SHORT TASK. Return the records in full, exactly as given.

Data items
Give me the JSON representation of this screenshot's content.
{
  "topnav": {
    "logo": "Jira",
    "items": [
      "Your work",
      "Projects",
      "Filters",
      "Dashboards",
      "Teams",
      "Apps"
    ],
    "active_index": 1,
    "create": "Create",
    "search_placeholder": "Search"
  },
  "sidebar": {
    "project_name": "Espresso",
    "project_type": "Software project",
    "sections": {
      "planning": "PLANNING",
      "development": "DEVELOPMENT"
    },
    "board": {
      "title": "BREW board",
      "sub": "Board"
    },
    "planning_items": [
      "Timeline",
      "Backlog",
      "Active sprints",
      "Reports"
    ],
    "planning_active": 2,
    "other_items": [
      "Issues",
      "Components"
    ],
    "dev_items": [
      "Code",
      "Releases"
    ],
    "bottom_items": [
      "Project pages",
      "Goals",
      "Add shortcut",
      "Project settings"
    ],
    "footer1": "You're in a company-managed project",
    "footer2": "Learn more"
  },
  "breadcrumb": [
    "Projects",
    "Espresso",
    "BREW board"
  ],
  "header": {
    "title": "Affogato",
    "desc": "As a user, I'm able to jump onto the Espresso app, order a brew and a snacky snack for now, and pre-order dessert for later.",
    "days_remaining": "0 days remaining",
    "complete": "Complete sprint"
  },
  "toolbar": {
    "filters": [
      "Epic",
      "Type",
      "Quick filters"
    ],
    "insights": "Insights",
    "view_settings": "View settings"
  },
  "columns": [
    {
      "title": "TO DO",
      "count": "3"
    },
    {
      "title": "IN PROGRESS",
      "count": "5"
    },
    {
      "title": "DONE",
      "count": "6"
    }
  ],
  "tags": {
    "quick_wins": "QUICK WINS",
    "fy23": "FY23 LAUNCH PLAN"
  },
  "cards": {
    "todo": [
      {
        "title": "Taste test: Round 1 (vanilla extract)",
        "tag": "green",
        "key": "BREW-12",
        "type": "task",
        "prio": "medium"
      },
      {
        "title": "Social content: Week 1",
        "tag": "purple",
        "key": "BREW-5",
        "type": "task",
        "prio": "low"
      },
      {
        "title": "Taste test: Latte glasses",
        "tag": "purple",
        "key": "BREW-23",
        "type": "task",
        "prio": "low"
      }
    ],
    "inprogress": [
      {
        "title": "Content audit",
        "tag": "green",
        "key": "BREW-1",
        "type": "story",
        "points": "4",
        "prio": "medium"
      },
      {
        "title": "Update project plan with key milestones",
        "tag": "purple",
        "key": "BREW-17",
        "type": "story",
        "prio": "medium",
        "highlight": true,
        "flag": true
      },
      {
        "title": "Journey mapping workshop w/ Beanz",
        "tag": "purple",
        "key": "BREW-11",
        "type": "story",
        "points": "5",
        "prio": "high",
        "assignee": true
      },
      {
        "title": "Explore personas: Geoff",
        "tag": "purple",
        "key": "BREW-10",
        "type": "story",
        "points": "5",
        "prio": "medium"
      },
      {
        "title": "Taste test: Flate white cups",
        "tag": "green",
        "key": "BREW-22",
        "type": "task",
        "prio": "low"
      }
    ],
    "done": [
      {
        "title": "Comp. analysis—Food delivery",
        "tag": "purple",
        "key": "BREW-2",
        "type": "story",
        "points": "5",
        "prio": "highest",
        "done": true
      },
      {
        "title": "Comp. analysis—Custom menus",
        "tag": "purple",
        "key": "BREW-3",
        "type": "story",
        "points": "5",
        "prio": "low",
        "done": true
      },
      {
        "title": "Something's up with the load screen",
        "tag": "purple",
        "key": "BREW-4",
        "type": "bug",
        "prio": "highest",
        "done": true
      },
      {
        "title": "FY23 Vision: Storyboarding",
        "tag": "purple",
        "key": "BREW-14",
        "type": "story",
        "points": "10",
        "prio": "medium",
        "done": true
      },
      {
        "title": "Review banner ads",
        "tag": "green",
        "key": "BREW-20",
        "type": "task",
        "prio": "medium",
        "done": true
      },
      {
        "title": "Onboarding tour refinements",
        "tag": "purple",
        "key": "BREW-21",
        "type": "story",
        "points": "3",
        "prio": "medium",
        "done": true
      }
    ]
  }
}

EXERCISE SOLUTION.
Give me the JSON representation of this screenshot's content.
{
  "topnav": {
    "logo": "Jira",
    "items": [
      "Your work",
      "Projects",
      "Filters",
      "Dashboards",
      "Teams",
      "Apps"
    ],
    "active_index": 1,
    "create": "Create",
    "search_placeholder": "Search"
  },
  "sidebar": {
    "project_name": "Espresso",
    "project_type": "Software project",
    "sections": {
      "planning": "PLANNING",
      "development": "DEVELOPMENT"
    },
    "board": {
      "title": "BREW board",
      "sub": "Board"
    },
    "planning_items": [
      "Timeline",
      "Backlog",
      "Active sprints",
      "Reports"
    ],
    "planning_active": 2,
    "other_items": [
      "Issues",
      "Components"
    ],
    "dev_items": [
      "Code",
      "Releases"
    ],
    "bottom_items": [
      "Project pages",
      "Goals",
      "Add shortcut",
      "Project settings"
    ],
    "footer1": "You're in a company-managed project",
    "footer2": "Learn more"
  },
  "breadcrumb": [
    "Projects",
    "Espresso",
    "BREW board"
  ],
  "header": {
    "title": "Affogato",
    "desc": "As a user, I'm able to jump onto the Espresso app, order a brew and a snacky snack for now, and pre-order dessert for later.",
    "days_remaining": "0 days remaining",
    "complete": "Complete sprint"
  },
  "toolbar": {
    "filters": [
      "Epic",
      "Type",
      "Quick filters"
    ],
    "insights": "Insights",
    "view_settings": "View settings"
  },
  "columns": [
    {
      "title": "TO DO",
      "count": "3"
    },
    {
      "title": "IN PROGRESS",
      "count": "5"
    },
    {
      "title": "DONE",
      "count": "6"
    }
  ],
  "tags": {
    "quick_wins": "QUICK WINS",
    "fy23": "FY23 LAUNCH PLAN"
  },
  "cards": {
    "todo": [
      {
        "title": "Taste test: Round 1 (vanilla extract)",
        "tag": "green",
        "key": "BREW-12",
        "type": "task",
        "prio": "medium"
      },
      {
        "title": "Social content: Week 1",
        "tag": "purple",
        "key": "BREW-5",
        "type": "task",
        "prio": "low"
      },
      {
        "title": "Taste test: Latte glasses",
        "tag": "purple",
        "key": "BREW-23",
        "type": "task",
        "prio": "low"
      }
    ],
    "inprogress": [
      {
        "title": "Content audit",
        "tag": "green",
        "key": "BREW-1",
        "type": "story",
        "points": "4",
        "prio": "medium"
      },
      {
        "title": "Update project plan with key milestones",
        "tag": "purple",
        "key": "BREW-17",
        "type": "story",
        "prio": "medium",
        "highlight": true,
        "flag": true
      },
      {
        "title": "Journey mapping workshop w/ Beanz",
        "tag": "purple",
        "key": "BREW-11",
        "type": "story",
        "points": "5",
        "prio": "high",
        "assignee": true
      },
      {
        "title": "Explore personas: Geoff",
        "tag": "purple",
        "key": "BREW-10",
        "type": "story",
        "points": "5",
        "prio": "medium"
      },
      {
        "title": "Taste test: Flate white cups",
        "tag": "green",
        "key": "BREW-22",
        "type": "task",
        "prio": "low"
      }
    ],
    "done": [
      {
        "title": "Comp. analysis—Food delivery",
        "tag": "purple",
        "key": "BREW-2",
        "type": "story",
        "points": "5",
        "prio": "highest",
        "done": true
      },
      {
        "title": "Comp. analysis—Custom menus",
        "tag": "purple",
        "key": "BREW-3",
        "type": "story",
        "points": "5",
        "prio": "low",
        "done": true
      },
      {
        "title": "Something's up with the load screen",
        "tag": "purple",
        "key": "BREW-4",
        "type": "bug",
        "prio": "highest",
        "done": true
      },
      {
        "title": "FY23 Vision: Storyboarding",
        "tag": "purple",
        "key": "BREW-14",
        "type": "story",
        "points": "10",
        "prio": "medium",
        "done": true
      },
      {
        "title": "Review banner ads",
        "tag": "green",
        "key": "BREW-20",
        "type": "task",
        "prio": "medium",
        "done": true
      },
      {
        "title": "Onboarding tour refinements",
        "tag": "purple",
        "key": "BREW-21",
        "type": "story",
        "points": "3",
        "prio": "medium",
        "done": true
      }
    ]
  }
}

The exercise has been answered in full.